____ Data supplied

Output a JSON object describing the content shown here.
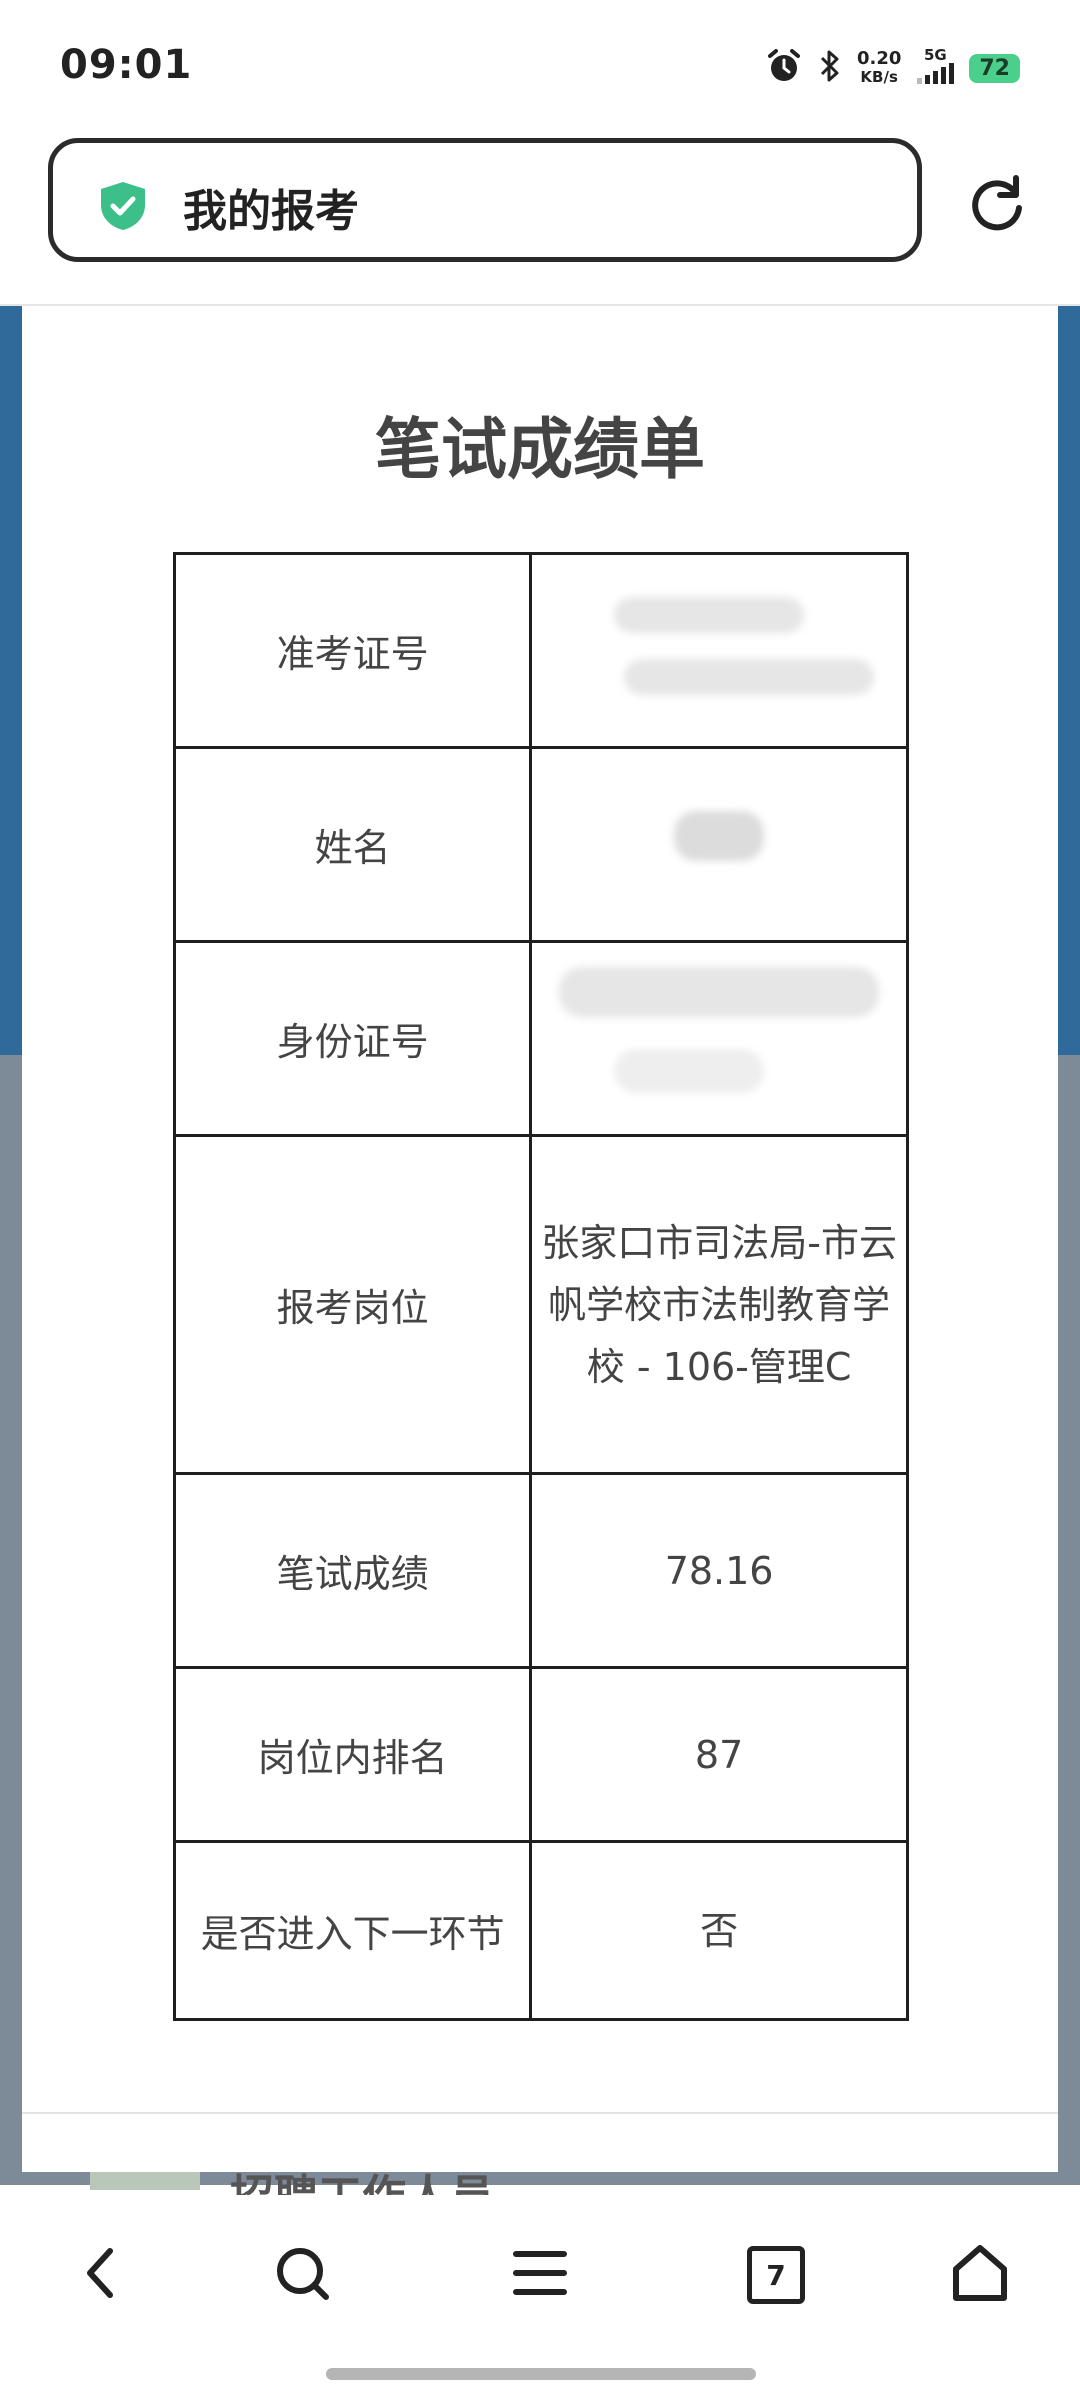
{
  "status_bar": {
    "time": "09:01",
    "net_speed_value": "0.20",
    "net_speed_unit": "KB/s",
    "network": "5G",
    "battery": "72",
    "icons": [
      "alarm-icon",
      "bluetooth-icon",
      "signal-icon"
    ]
  },
  "address_bar": {
    "title": "我的报考",
    "secure_icon": "shield-check-icon",
    "refresh_icon": "refresh-icon"
  },
  "page": {
    "title": "笔试成绩单",
    "rows": [
      {
        "label": "准考证号",
        "value": ""
      },
      {
        "label": "姓名",
        "value": ""
      },
      {
        "label": "身份证号",
        "value": ""
      },
      {
        "label": "报考岗位",
        "value": "张家口市司法局-市云帆学校市法制教育学校 - 106-管理C"
      },
      {
        "label": "笔试成绩",
        "value": "78.16"
      },
      {
        "label": "岗位内排名",
        "value": "87"
      },
      {
        "label": "是否进入下一环节",
        "value": "否"
      }
    ],
    "peek_text": "招聘工作人员"
  },
  "bottom_nav": {
    "tab_count": "7",
    "icons": [
      "back-icon",
      "search-icon",
      "menu-icon",
      "tabs-icon",
      "home-icon"
    ]
  },
  "colors": {
    "accent_green": "#3dbf8a",
    "background_blue": "#2f6a9a",
    "background_grey": "#7d8b98"
  }
}
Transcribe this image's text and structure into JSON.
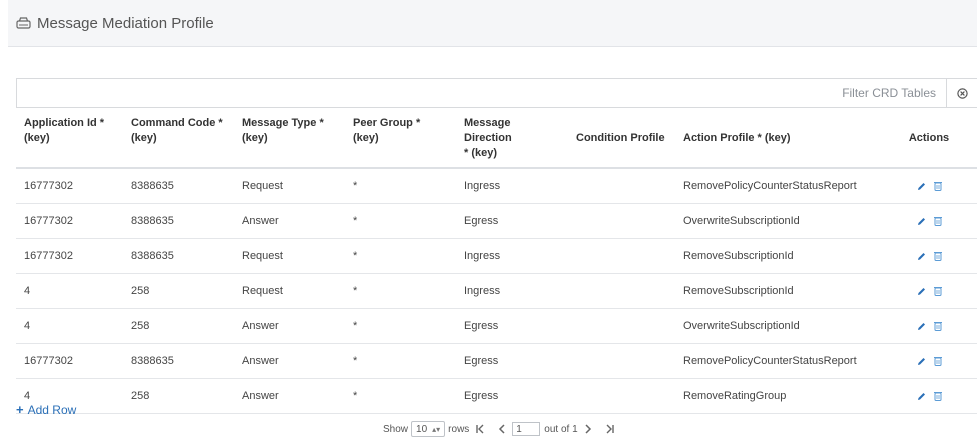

________

> Exercise aim: Repeat the material above in full and unchanged, minus its images.

> Expected answer:
Output a JSON object describing the content shown here.
{
  "status_bar": {
    "time": "09:01",
    "net_speed_value": "0.20",
    "net_speed_unit": "KB/s",
    "network": "5G",
    "battery": "72",
    "icons": [
      "alarm-icon",
      "bluetooth-icon",
      "signal-icon"
    ]
  },
  "address_bar": {
    "title": "我的报考",
    "secure_icon": "shield-check-icon",
    "refresh_icon": "refresh-icon"
  },
  "page": {
    "title": "笔试成绩单",
    "rows": [
      {
        "label": "准考证号",
        "value": ""
      },
      {
        "label": "姓名",
        "value": ""
      },
      {
        "label": "身份证号",
        "value": ""
      },
      {
        "label": "报考岗位",
        "value": "张家口市司法局-市云帆学校市法制教育学校 - 106-管理C"
      },
      {
        "label": "笔试成绩",
        "value": "78.16"
      },
      {
        "label": "岗位内排名",
        "value": "87"
      },
      {
        "label": "是否进入下一环节",
        "value": "否"
      }
    ],
    "peek_text": "招聘工作人员"
  },
  "bottom_nav": {
    "tab_count": "7",
    "icons": [
      "back-icon",
      "search-icon",
      "menu-icon",
      "tabs-icon",
      "home-icon"
    ]
  },
  "colors": {
    "accent_green": "#3dbf8a",
    "background_blue": "#2f6a9a",
    "background_grey": "#7d8b98"
  }
}
Transcribe this image's text and structure into JSON.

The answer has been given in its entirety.